# TASK STATEMENT
Write out every entry word for word.

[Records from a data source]
++++++
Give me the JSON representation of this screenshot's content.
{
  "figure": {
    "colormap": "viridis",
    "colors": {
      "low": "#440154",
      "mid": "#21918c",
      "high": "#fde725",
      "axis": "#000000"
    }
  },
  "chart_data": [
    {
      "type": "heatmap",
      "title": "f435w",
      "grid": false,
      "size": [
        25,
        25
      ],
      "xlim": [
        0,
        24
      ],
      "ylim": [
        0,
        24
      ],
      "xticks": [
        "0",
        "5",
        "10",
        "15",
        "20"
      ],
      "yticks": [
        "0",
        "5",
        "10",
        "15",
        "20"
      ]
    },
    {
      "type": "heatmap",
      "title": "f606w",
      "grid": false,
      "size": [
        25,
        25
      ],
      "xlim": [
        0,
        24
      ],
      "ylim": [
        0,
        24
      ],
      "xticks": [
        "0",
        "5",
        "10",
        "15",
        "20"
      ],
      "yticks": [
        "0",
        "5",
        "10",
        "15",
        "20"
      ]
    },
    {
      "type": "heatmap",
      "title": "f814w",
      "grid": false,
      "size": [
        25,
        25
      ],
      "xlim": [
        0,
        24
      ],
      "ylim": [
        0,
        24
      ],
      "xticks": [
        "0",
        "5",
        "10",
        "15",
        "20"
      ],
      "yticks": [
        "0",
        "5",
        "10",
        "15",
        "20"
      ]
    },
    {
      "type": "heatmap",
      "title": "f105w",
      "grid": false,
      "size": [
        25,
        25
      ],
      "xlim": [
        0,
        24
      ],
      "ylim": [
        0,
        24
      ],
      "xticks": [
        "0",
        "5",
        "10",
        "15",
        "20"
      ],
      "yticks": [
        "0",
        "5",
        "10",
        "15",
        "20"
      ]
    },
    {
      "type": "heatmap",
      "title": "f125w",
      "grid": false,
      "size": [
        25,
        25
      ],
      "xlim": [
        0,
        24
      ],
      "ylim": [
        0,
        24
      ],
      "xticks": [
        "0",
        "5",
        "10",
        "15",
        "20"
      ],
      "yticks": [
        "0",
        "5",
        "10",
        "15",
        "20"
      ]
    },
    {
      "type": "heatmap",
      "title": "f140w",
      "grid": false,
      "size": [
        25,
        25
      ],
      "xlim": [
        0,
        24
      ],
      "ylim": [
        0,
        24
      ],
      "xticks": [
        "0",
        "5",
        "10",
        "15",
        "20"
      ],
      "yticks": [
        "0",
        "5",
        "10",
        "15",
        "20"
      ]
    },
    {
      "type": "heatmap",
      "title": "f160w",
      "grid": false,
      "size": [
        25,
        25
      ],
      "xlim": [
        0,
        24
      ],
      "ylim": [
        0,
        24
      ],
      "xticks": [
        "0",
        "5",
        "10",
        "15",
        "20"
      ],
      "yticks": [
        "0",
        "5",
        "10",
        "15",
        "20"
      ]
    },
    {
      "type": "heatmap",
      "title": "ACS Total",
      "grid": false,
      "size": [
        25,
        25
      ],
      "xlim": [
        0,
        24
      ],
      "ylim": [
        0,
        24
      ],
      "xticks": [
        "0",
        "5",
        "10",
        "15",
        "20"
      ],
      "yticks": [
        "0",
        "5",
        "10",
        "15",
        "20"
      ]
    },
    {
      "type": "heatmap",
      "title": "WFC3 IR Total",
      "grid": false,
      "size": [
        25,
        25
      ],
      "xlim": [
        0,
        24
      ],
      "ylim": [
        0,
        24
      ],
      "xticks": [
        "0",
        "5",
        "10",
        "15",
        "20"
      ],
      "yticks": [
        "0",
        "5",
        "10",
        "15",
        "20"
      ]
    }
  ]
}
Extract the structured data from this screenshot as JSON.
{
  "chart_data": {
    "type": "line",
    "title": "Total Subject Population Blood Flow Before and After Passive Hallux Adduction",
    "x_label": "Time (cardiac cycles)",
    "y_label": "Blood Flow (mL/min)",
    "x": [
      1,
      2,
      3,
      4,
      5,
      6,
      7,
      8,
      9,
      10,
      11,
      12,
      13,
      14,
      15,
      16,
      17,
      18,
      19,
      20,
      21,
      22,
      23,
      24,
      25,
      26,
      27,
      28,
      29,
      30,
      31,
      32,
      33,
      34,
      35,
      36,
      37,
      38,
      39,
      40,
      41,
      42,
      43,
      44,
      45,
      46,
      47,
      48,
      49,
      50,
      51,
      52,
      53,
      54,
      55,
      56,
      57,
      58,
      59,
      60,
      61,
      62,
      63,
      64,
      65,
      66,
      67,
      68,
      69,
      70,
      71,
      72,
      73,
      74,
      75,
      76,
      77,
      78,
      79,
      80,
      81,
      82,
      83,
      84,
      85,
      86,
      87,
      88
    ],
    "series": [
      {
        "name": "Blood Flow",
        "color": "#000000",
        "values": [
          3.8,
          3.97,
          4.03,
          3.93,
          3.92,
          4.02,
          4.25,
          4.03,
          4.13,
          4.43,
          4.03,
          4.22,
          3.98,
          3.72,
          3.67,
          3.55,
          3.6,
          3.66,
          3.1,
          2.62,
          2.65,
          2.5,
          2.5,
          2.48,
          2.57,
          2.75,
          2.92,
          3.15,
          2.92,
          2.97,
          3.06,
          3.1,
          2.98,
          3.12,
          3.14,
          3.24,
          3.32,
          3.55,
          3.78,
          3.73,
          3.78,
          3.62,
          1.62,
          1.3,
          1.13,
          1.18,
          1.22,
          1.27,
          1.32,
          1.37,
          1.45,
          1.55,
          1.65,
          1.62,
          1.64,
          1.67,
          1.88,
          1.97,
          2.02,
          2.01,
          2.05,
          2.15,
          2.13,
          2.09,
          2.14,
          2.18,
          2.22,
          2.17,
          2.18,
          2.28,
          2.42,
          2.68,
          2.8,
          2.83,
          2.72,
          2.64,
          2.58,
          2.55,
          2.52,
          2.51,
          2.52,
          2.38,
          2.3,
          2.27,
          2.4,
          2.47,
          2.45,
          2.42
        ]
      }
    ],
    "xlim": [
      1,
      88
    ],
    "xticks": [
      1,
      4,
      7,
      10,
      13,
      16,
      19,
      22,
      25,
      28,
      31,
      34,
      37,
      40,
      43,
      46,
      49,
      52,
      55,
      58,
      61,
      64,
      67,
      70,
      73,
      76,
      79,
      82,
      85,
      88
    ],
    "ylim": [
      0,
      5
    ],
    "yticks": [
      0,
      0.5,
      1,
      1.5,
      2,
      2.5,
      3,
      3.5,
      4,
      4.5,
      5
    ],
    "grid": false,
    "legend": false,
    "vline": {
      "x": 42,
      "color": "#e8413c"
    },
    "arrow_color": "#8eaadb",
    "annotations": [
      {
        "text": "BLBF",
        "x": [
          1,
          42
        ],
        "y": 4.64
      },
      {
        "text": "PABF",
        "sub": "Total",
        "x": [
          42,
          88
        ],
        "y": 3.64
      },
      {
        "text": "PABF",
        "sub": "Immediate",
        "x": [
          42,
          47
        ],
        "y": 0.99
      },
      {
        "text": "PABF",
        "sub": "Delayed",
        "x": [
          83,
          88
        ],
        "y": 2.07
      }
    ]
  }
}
++++++
# PROBLEM SOLUTION
Give me the JSON representation of this screenshot's content.
{
  "figure": {
    "colormap": "viridis",
    "colors": {
      "low": "#440154",
      "mid": "#21918c",
      "high": "#fde725",
      "axis": "#000000"
    }
  },
  "chart_data": [
    {
      "type": "heatmap",
      "title": "f435w",
      "grid": false,
      "size": [
        25,
        25
      ],
      "xlim": [
        0,
        24
      ],
      "ylim": [
        0,
        24
      ],
      "xticks": [
        "0",
        "5",
        "10",
        "15",
        "20"
      ],
      "yticks": [
        "0",
        "5",
        "10",
        "15",
        "20"
      ]
    },
    {
      "type": "heatmap",
      "title": "f606w",
      "grid": false,
      "size": [
        25,
        25
      ],
      "xlim": [
        0,
        24
      ],
      "ylim": [
        0,
        24
      ],
      "xticks": [
        "0",
        "5",
        "10",
        "15",
        "20"
      ],
      "yticks": [
        "0",
        "5",
        "10",
        "15",
        "20"
      ]
    },
    {
      "type": "heatmap",
      "title": "f814w",
      "grid": false,
      "size": [
        25,
        25
      ],
      "xlim": [
        0,
        24
      ],
      "ylim": [
        0,
        24
      ],
      "xticks": [
        "0",
        "5",
        "10",
        "15",
        "20"
      ],
      "yticks": [
        "0",
        "5",
        "10",
        "15",
        "20"
      ]
    },
    {
      "type": "heatmap",
      "title": "f105w",
      "grid": false,
      "size": [
        25,
        25
      ],
      "xlim": [
        0,
        24
      ],
      "ylim": [
        0,
        24
      ],
      "xticks": [
        "0",
        "5",
        "10",
        "15",
        "20"
      ],
      "yticks": [
        "0",
        "5",
        "10",
        "15",
        "20"
      ]
    },
    {
      "type": "heatmap",
      "title": "f125w",
      "grid": false,
      "size": [
        25,
        25
      ],
      "xlim": [
        0,
        24
      ],
      "ylim": [
        0,
        24
      ],
      "xticks": [
        "0",
        "5",
        "10",
        "15",
        "20"
      ],
      "yticks": [
        "0",
        "5",
        "10",
        "15",
        "20"
      ]
    },
    {
      "type": "heatmap",
      "title": "f140w",
      "grid": false,
      "size": [
        25,
        25
      ],
      "xlim": [
        0,
        24
      ],
      "ylim": [
        0,
        24
      ],
      "xticks": [
        "0",
        "5",
        "10",
        "15",
        "20"
      ],
      "yticks": [
        "0",
        "5",
        "10",
        "15",
        "20"
      ]
    },
    {
      "type": "heatmap",
      "title": "f160w",
      "grid": false,
      "size": [
        25,
        25
      ],
      "xlim": [
        0,
        24
      ],
      "ylim": [
        0,
        24
      ],
      "xticks": [
        "0",
        "5",
        "10",
        "15",
        "20"
      ],
      "yticks": [
        "0",
        "5",
        "10",
        "15",
        "20"
      ]
    },
    {
      "type": "heatmap",
      "title": "ACS Total",
      "grid": false,
      "size": [
        25,
        25
      ],
      "xlim": [
        0,
        24
      ],
      "ylim": [
        0,
        24
      ],
      "xticks": [
        "0",
        "5",
        "10",
        "15",
        "20"
      ],
      "yticks": [
        "0",
        "5",
        "10",
        "15",
        "20"
      ]
    },
    {
      "type": "heatmap",
      "title": "WFC3 IR Total",
      "grid": false,
      "size": [
        25,
        25
      ],
      "xlim": [
        0,
        24
      ],
      "ylim": [
        0,
        24
      ],
      "xticks": [
        "0",
        "5",
        "10",
        "15",
        "20"
      ],
      "yticks": [
        "0",
        "5",
        "10",
        "15",
        "20"
      ]
    }
  ]
}
Extract the structured data from this screenshot as JSON.
{
  "chart_data": {
    "type": "line",
    "title": "Total Subject Population Blood Flow Before and After Passive Hallux Adduction",
    "x_label": "Time (cardiac cycles)",
    "y_label": "Blood Flow (mL/min)",
    "x": [
      1,
      2,
      3,
      4,
      5,
      6,
      7,
      8,
      9,
      10,
      11,
      12,
      13,
      14,
      15,
      16,
      17,
      18,
      19,
      20,
      21,
      22,
      23,
      24,
      25,
      26,
      27,
      28,
      29,
      30,
      31,
      32,
      33,
      34,
      35,
      36,
      37,
      38,
      39,
      40,
      41,
      42,
      43,
      44,
      45,
      46,
      47,
      48,
      49,
      50,
      51,
      52,
      53,
      54,
      55,
      56,
      57,
      58,
      59,
      60,
      61,
      62,
      63,
      64,
      65,
      66,
      67,
      68,
      69,
      70,
      71,
      72,
      73,
      74,
      75,
      76,
      77,
      78,
      79,
      80,
      81,
      82,
      83,
      84,
      85,
      86,
      87,
      88
    ],
    "series": [
      {
        "name": "Blood Flow",
        "color": "#000000",
        "values": [
          3.8,
          3.97,
          4.03,
          3.93,
          3.92,
          4.02,
          4.25,
          4.03,
          4.13,
          4.43,
          4.03,
          4.22,
          3.98,
          3.72,
          3.67,
          3.55,
          3.6,
          3.66,
          3.1,
          2.62,
          2.65,
          2.5,
          2.5,
          2.48,
          2.57,
          2.75,
          2.92,
          3.15,
          2.92,
          2.97,
          3.06,
          3.1,
          2.98,
          3.12,
          3.14,
          3.24,
          3.32,
          3.55,
          3.78,
          3.73,
          3.78,
          3.62,
          1.62,
          1.3,
          1.13,
          1.18,
          1.22,
          1.27,
          1.32,
          1.37,
          1.45,
          1.55,
          1.65,
          1.62,
          1.64,
          1.67,
          1.88,
          1.97,
          2.02,
          2.01,
          2.05,
          2.15,
          2.13,
          2.09,
          2.14,
          2.18,
          2.22,
          2.17,
          2.18,
          2.28,
          2.42,
          2.68,
          2.8,
          2.83,
          2.72,
          2.64,
          2.58,
          2.55,
          2.52,
          2.51,
          2.52,
          2.38,
          2.3,
          2.27,
          2.4,
          2.47,
          2.45,
          2.42
        ]
      }
    ],
    "xlim": [
      1,
      88
    ],
    "xticks": [
      1,
      4,
      7,
      10,
      13,
      16,
      19,
      22,
      25,
      28,
      31,
      34,
      37,
      40,
      43,
      46,
      49,
      52,
      55,
      58,
      61,
      64,
      67,
      70,
      73,
      76,
      79,
      82,
      85,
      88
    ],
    "ylim": [
      0,
      5
    ],
    "yticks": [
      0,
      0.5,
      1,
      1.5,
      2,
      2.5,
      3,
      3.5,
      4,
      4.5,
      5
    ],
    "grid": false,
    "legend": false,
    "vline": {
      "x": 42,
      "color": "#e8413c"
    },
    "arrow_color": "#8eaadb",
    "annotations": [
      {
        "text": "BLBF",
        "x": [
          1,
          42
        ],
        "y": 4.64
      },
      {
        "text": "PABF",
        "sub": "Total",
        "x": [
          42,
          88
        ],
        "y": 3.64
      },
      {
        "text": "PABF",
        "sub": "Immediate",
        "x": [
          42,
          47
        ],
        "y": 0.99
      },
      {
        "text": "PABF",
        "sub": "Delayed",
        "x": [
          83,
          88
        ],
        "y": 2.07
      }
    ]
  }
}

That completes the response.